Consignas:
[a] Según el texto sobre la adopción, ¿de quiénes se compone la familia?
[b] Transcribe del texto sobre la adopción el fragmento que comienza en "Sin embargo, gracias" y termina en "de nuestro corazón.".

Sin embargo, gracias a Dios, tenemos una buena relación, nos queremos y protegemos mutuamente, y somos una familia de dos personas, dos perros y un gato. Pero tenemos una gran y hermosa familia extendida.
Mi hijo siempre supo que era adoptivo. Desde que era muy chiquitito yo le decía que era mi hijo adoptivo y muy querido. Cuando tenía tres años le expliqué que Dios nos ha dado dos formas de tener hijos: la natural, cuando nace un bebé en una pareja que ha formado un hogar; o la de adoptar, que es cuando Dios nos da un hijo que no nació de nuestro vientre, sino de nuestro corazón.
Así, la palabra adoptivo fue muy utilizada entre nosotros y decíamos: Hijo adoptivo equivale a un hijo muy querido y muy deseado.
En México, la mayor parte de las familias que adoptan un hijo buscan mantener toda la vida el secreto. Desafortunadamente, en el momento más conflictivo alguien descubre la verdad y resulta un problema muy fuerte, dramático y doloroso para el hijo adoptivo. Se siente objeto de un fraude. Ese descubrimiento se traduce en un gran caos, y el hijo adoptivo se enoja con los padres, la familia, con Dios y consigo mismo.
Cuando, por el contrario, si se dice la verdad, se asume que Dios, en su generosidad, nos dio un hijo aunque no haya nacido de nuestras entrañas. Yo creo que en cariño, no hay ninguna diferencia. Uno lo ve tan chiquito, tan totalmente indefenso, tan hermoso, que no hace más que quererlo cada día más. Le pasa a todas las mamás.

Material de origen:

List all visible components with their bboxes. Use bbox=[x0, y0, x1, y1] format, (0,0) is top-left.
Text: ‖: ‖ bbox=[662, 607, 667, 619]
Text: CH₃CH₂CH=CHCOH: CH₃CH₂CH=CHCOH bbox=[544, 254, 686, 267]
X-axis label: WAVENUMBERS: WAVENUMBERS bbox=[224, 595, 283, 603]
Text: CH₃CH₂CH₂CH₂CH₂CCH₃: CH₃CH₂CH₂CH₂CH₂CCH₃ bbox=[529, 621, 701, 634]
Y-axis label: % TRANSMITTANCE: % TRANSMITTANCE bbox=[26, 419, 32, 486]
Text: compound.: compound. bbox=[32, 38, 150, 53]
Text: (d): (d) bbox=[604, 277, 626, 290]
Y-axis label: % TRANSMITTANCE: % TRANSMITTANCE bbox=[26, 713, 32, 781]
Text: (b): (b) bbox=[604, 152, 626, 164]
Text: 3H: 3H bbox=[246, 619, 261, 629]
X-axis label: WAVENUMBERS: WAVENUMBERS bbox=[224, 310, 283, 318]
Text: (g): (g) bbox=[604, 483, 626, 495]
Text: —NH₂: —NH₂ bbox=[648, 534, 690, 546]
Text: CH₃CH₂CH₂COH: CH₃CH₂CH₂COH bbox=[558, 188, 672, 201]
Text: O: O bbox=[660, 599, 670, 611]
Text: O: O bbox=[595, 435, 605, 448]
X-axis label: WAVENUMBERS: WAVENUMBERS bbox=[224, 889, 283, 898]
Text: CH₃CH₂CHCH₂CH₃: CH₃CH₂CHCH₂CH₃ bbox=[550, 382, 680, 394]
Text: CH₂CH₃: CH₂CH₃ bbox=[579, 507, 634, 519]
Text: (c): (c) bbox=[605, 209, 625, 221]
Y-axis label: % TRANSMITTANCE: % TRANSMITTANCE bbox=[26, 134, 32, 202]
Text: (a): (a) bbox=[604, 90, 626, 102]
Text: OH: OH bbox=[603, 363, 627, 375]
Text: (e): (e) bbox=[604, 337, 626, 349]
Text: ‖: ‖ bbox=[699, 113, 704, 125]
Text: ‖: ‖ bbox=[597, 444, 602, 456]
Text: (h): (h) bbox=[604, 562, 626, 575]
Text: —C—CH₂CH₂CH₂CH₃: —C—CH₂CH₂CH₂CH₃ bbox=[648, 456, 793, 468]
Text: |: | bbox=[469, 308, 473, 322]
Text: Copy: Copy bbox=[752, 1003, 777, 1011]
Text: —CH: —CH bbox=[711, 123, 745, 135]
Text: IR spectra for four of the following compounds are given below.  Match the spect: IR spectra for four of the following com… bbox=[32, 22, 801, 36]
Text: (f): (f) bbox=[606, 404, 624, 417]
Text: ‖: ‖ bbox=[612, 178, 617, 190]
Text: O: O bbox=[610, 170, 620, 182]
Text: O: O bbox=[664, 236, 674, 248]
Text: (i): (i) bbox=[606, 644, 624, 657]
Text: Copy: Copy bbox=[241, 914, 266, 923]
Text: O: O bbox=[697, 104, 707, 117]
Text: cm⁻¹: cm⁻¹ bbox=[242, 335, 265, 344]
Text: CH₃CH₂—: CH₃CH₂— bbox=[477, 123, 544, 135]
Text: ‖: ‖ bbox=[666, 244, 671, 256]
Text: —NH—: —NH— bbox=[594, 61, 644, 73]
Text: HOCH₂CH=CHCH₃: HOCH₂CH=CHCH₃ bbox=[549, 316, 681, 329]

Respuestas:
[a] De dos personas, dos perros y un gato.

[b]
Sin embargo, gracias a Dios, tenemos una buena relación, nos queremos y protegemos mutuamente, y somos una familia de dos personas, dos perros y un gato. Pero tenemos una gran y hermosa familia extendida.
Mi hijo siempre supo que era adoptivo. Desde que era muy chiquitito yo le decía que era mi hijo adoptivo y muy querido. Cuando tenía tres años le expliqué que Dios nos ha dado dos formas de tener hijos: la natural, cuando nace un bebé en una pareja que ha formado un hogar; o la de adoptar, que es cuando Dios nos da un hijo que no nació de nuestro vientre, sino de nuestro corazón.